In the entries that follow, identify the line containing "What's the underlying" and return it together with all later lines, exactly as they appear.

======== DATASET RECORDS

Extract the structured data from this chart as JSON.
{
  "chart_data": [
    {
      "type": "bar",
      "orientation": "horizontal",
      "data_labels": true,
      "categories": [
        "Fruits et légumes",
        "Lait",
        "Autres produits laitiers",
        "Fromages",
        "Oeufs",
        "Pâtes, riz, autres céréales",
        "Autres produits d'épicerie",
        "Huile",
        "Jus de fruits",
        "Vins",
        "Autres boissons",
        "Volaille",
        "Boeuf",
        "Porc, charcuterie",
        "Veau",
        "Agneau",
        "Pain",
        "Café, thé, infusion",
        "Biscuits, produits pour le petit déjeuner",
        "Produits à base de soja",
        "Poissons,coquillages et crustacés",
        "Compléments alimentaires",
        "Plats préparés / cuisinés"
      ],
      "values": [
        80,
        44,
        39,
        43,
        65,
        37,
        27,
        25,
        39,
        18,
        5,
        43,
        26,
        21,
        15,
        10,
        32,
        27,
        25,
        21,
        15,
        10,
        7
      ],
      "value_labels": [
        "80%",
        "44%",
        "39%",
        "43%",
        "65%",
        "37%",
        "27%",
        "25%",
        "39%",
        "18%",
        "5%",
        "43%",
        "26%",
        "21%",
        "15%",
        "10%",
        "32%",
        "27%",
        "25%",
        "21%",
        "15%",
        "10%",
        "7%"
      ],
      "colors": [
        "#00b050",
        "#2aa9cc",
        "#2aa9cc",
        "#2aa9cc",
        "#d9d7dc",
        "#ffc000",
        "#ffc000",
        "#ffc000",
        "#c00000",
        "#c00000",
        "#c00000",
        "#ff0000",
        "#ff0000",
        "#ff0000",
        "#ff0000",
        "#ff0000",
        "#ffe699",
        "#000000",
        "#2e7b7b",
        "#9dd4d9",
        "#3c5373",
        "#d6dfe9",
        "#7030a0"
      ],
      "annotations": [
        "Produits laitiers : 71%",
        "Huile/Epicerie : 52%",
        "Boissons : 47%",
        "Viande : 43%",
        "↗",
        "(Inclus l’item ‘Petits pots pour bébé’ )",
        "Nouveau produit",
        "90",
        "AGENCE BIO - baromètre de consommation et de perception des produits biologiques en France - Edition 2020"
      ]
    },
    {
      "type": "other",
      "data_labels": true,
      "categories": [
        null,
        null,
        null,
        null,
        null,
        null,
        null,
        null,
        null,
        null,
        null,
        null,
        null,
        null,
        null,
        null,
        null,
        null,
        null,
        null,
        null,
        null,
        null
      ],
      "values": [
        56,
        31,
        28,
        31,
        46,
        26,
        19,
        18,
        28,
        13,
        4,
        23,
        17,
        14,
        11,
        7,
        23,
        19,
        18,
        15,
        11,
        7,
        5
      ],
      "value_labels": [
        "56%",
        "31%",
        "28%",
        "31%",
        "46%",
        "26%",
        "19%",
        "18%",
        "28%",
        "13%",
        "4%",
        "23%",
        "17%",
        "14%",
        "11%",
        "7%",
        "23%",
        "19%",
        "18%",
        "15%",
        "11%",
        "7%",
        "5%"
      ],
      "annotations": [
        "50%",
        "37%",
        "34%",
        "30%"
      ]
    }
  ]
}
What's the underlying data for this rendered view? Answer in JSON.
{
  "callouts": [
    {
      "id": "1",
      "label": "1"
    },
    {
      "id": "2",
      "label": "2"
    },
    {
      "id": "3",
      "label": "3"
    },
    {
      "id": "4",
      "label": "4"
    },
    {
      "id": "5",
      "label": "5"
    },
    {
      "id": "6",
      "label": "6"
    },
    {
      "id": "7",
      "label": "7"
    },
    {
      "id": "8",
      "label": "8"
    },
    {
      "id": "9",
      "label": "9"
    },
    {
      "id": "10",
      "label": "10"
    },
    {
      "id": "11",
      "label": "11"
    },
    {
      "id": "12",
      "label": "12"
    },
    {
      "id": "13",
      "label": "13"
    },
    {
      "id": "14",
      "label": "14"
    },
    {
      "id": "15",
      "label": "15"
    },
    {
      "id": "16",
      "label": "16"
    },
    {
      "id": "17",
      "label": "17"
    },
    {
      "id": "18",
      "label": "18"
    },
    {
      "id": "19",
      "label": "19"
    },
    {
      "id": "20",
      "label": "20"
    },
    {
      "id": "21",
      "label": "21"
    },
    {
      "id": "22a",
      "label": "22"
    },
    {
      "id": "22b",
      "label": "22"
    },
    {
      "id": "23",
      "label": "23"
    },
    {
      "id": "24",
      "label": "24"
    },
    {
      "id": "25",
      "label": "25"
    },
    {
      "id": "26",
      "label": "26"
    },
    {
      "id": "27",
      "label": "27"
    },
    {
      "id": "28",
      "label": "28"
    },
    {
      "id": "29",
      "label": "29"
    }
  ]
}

================

◆ RESULT ◆
What's the underlying data for this rendered view? Answer in JSON.
{
  "callouts": [
    {
      "id": "1",
      "label": "1"
    },
    {
      "id": "2",
      "label": "2"
    },
    {
      "id": "3",
      "label": "3"
    },
    {
      "id": "4",
      "label": "4"
    },
    {
      "id": "5",
      "label": "5"
    },
    {
      "id": "6",
      "label": "6"
    },
    {
      "id": "7",
      "label": "7"
    },
    {
      "id": "8",
      "label": "8"
    },
    {
      "id": "9",
      "label": "9"
    },
    {
      "id": "10",
      "label": "10"
    },
    {
      "id": "11",
      "label": "11"
    },
    {
      "id": "12",
      "label": "12"
    },
    {
      "id": "13",
      "label": "13"
    },
    {
      "id": "14",
      "label": "14"
    },
    {
      "id": "15",
      "label": "15"
    },
    {
      "id": "16",
      "label": "16"
    },
    {
      "id": "17",
      "label": "17"
    },
    {
      "id": "18",
      "label": "18"
    },
    {
      "id": "19",
      "label": "19"
    },
    {
      "id": "20",
      "label": "20"
    },
    {
      "id": "21",
      "label": "21"
    },
    {
      "id": "22a",
      "label": "22"
    },
    {
      "id": "22b",
      "label": "22"
    },
    {
      "id": "23",
      "label": "23"
    },
    {
      "id": "24",
      "label": "24"
    },
    {
      "id": "25",
      "label": "25"
    },
    {
      "id": "26",
      "label": "26"
    },
    {
      "id": "27",
      "label": "27"
    },
    {
      "id": "28",
      "label": "28"
    },
    {
      "id": "29",
      "label": "29"
    }
  ]
}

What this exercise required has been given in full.